======== Information given ========

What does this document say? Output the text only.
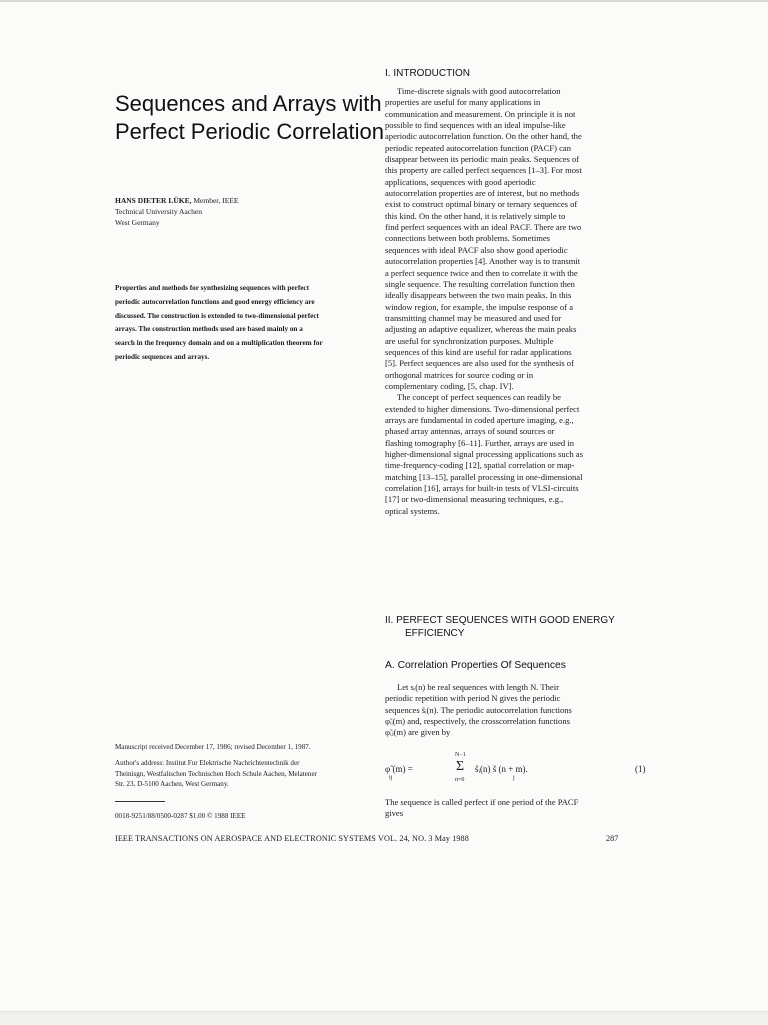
Sequences and Arrays with
Perfect Periodic Correlation
HANS DIETER LÜKE, Member, IEEE
Technical University Aachen
West Germany
Properties and methods for synthesizing sequences with perfect
periodic autocorrelation functions and good energy efficiency are
discussed. The construction is extended to two-dimensional perfect
arrays. The construction methods used are based mainly on a
search in the frequency domain and on a multiplication theorem for
periodic sequences and arrays.
Manuscript received December 17, 1986; revised December 1, 1987.
Author's address: Institut Fur Elektrische Nachrichtentechnik der
Theinisgn, Westfalischen Technischen Hoch Schule Aachen, Melatener
Str. 23, D-5100 Aachen, West Germany.
0018-9251/88/0500-0287 $1.00 © 1988 IEEE
IEEE TRANSACTIONS ON AEROSPACE AND ELECTRONIC SYSTEMS VOL. 24, NO. 3 May 1988	287
I. INTRODUCTION
Time-discrete signals with good autocorrelation
properties are useful for many applications in
communication and measurement. On principle it is not
possible to find sequences with an ideal impulse-like
aperiodic autocorrelation function. On the other hand, the
periodic repeated autocorrelation function (PACF) can
disappear between its periodic main peaks. Sequences of
this property are called perfect sequences [1–3]. For most
applications, sequences with good aperiodic
autocorrelation properties are of interest, but no methods
exist to construct optimal binary or ternary sequences of
this kind. On the other hand, it is relatively simple to
find perfect sequences with an ideal PACF. There are two
connections between both problems. Sometimes
sequences with ideal PACF also show good aperiodic
autocorrelation properties [4]. Another way is to transmit
a perfect sequence twice and then to correlate it with the
single sequence. The resulting correlation function then
ideally disappears between the two main peaks. In this
window region, for example, the impulse response of a
transmitting channel may be measured and used for
adjusting an adaptive equalizer, whereas the main peaks
are useful for synchronization purposes. Multiple
sequences of this kind are useful for radar applications
[5]. Perfect sequences are also used for the synthesis of
orthogonal matrices for source coding or in
complementary coding, [5, chap. IV].
The concept of perfect sequences can readily be
extended to higher dimensions. Two-dimensional perfect
arrays are fundamental in coded aperture imaging, e.g.,
phased array antennas, arrays of sound sources or
flashing tomography [6–11]. Further, arrays are used in
higher-dimensional signal processing applications such as
time-frequency-coding [12], spatial correlation or map-
matching [13–15], parallel processing in one-dimensional
correlation [16], arrays for built-in tests of VLSI-circuits
[17] or two-dimensional measuring techniques, e.g.,
optical systems.
II. PERFECT SEQUENCES WITH GOOD ENERGY
EFFICIENCY
A. Correlation Properties Of Sequences
Let sᵢ(n) be real sequences with length N. Their
periodic repetition with period N gives the periodic
sequences s̃ᵢ(n). The periodic autocorrelation functions
φ̃ᵢᵢ(m) and, respectively, the crosscorrelation functions
φ̃ᵢⱼ(m) are given by
φ̃ (m) =
ij
N−1
Σ
n=0
s̃ᵢ(n) s̃ (n + m).
j
(1)
The sequence is called perfect if one period of the PACF
gives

========

Without the pictures, return the entries exactly as they appear.

What does this document say? Output the text only.
Sequences and Arrays with
Perfect Periodic Correlation
HANS DIETER LÜKE, Member, IEEE
Technical University Aachen
West Germany
Properties and methods for synthesizing sequences with perfect
periodic autocorrelation functions and good energy efficiency are
discussed. The construction is extended to two-dimensional perfect
arrays. The construction methods used are based mainly on a
search in the frequency domain and on a multiplication theorem for
periodic sequences and arrays.
Manuscript received December 17, 1986; revised December 1, 1987.
Author's address: Institut Fur Elektrische Nachrichtentechnik der
Theinisgn, Westfalischen Technischen Hoch Schule Aachen, Melatener
Str. 23, D-5100 Aachen, West Germany.
0018-9251/88/0500-0287 $1.00 © 1988 IEEE
IEEE TRANSACTIONS ON AEROSPACE AND ELECTRONIC SYSTEMS VOL. 24, NO. 3 May 1988	287
I. INTRODUCTION
Time-discrete signals with good autocorrelation
properties are useful for many applications in
communication and measurement. On principle it is not
possible to find sequences with an ideal impulse-like
aperiodic autocorrelation function. On the other hand, the
periodic repeated autocorrelation function (PACF) can
disappear between its periodic main peaks. Sequences of
this property are called perfect sequences [1–3]. For most
applications, sequences with good aperiodic
autocorrelation properties are of interest, but no methods
exist to construct optimal binary or ternary sequences of
this kind. On the other hand, it is relatively simple to
find perfect sequences with an ideal PACF. There are two
connections between both problems. Sometimes
sequences with ideal PACF also show good aperiodic
autocorrelation properties [4]. Another way is to transmit
a perfect sequence twice and then to correlate it with the
single sequence. The resulting correlation function then
ideally disappears between the two main peaks. In this
window region, for example, the impulse response of a
transmitting channel may be measured and used for
adjusting an adaptive equalizer, whereas the main peaks
are useful for synchronization purposes. Multiple
sequences of this kind are useful for radar applications
[5]. Perfect sequences are also used for the synthesis of
orthogonal matrices for source coding or in
complementary coding, [5, chap. IV].
The concept of perfect sequences can readily be
extended to higher dimensions. Two-dimensional perfect
arrays are fundamental in coded aperture imaging, e.g.,
phased array antennas, arrays of sound sources or
flashing tomography [6–11]. Further, arrays are used in
higher-dimensional signal processing applications such as
time-frequency-coding [12], spatial correlation or map-
matching [13–15], parallel processing in one-dimensional
correlation [16], arrays for built-in tests of VLSI-circuits
[17] or two-dimensional measuring techniques, e.g.,
optical systems.
II. PERFECT SEQUENCES WITH GOOD ENERGY
EFFICIENCY
A. Correlation Properties Of Sequences
Let sᵢ(n) be real sequences with length N. Their
periodic repetition with period N gives the periodic
sequences s̃ᵢ(n). The periodic autocorrelation functions
φ̃ᵢᵢ(m) and, respectively, the crosscorrelation functions
φ̃ᵢⱼ(m) are given by
φ̃ (m) =
ij
N−1
Σ
n=0
s̃ᵢ(n) s̃ (n + m).
j
(1)
The sequence is called perfect if one period of the PACF
gives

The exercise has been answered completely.